(Items from a figure collection)
____________________

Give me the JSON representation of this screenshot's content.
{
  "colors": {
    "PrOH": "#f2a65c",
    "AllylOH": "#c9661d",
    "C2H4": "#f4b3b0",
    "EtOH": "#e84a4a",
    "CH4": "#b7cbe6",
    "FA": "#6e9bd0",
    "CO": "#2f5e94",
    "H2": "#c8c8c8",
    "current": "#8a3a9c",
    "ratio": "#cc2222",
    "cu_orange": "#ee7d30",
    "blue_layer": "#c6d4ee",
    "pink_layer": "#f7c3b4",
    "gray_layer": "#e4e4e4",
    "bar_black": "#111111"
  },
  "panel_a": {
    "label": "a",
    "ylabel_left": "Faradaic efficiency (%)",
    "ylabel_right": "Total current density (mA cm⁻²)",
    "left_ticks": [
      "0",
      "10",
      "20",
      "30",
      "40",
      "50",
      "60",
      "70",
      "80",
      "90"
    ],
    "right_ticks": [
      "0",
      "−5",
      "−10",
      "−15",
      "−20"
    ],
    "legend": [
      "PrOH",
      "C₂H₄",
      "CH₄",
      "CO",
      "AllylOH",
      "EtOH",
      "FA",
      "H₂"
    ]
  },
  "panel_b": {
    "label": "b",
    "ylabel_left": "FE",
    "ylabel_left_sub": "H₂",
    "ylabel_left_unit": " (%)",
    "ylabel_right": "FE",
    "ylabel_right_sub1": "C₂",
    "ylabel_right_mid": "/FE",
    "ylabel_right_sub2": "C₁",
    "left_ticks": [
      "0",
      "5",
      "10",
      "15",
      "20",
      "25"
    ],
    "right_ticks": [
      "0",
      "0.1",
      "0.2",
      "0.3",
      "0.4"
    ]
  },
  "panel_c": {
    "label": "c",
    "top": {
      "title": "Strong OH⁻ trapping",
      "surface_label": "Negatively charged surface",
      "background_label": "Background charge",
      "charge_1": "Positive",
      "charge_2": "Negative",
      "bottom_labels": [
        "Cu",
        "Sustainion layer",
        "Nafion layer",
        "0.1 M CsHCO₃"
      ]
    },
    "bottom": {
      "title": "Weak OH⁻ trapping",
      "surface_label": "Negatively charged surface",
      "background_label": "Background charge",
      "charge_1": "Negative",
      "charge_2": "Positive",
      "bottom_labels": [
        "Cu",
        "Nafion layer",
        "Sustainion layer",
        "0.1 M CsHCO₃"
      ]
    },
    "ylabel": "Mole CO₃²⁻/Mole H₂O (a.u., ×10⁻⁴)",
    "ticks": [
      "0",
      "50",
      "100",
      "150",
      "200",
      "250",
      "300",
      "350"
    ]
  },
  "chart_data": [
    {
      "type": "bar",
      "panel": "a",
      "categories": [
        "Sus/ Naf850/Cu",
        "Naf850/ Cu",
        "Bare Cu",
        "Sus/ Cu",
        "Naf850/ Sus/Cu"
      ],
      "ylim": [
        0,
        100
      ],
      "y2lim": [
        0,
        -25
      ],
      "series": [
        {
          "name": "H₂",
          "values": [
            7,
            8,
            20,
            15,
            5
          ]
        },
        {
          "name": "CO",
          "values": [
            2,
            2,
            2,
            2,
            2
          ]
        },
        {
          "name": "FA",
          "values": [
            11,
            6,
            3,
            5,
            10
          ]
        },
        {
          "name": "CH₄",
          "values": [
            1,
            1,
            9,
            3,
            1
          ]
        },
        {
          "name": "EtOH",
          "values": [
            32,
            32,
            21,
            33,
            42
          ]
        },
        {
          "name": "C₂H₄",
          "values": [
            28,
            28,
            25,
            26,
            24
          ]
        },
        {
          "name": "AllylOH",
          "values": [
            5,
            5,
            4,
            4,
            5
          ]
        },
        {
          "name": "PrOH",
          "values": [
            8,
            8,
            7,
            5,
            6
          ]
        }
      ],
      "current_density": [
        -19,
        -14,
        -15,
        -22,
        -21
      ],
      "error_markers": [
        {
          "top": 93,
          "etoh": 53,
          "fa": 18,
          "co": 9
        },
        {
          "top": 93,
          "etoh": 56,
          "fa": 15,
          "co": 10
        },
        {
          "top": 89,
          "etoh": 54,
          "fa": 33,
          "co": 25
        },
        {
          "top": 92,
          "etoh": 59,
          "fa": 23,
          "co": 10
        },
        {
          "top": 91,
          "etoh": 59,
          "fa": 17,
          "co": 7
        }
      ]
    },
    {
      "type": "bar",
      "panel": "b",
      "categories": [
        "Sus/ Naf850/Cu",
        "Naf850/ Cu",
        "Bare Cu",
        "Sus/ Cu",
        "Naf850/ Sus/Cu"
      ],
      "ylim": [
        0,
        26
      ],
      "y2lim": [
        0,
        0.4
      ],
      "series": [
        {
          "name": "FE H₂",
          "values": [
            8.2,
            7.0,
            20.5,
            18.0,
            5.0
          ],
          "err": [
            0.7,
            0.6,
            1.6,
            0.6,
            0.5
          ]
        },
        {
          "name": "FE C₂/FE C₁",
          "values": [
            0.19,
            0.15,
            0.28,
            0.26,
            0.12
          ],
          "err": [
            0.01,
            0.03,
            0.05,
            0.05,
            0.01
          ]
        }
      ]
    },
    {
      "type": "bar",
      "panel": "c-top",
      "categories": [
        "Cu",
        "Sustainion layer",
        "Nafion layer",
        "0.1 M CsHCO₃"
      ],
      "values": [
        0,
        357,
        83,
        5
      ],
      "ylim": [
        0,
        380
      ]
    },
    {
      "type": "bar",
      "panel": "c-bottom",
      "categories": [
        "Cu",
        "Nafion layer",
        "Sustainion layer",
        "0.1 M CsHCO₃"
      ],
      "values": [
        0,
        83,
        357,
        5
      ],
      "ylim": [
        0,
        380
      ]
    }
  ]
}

____________________

** WHAT THE EXERCISE ASKS **
Gather every line from the entries above where the word "trapping" appears, and copy them.

** RESPONSE FOR THIS EXERCISE **
      "title": "Strong OH⁻ trapping",
      "title": "Weak OH⁻ trapping",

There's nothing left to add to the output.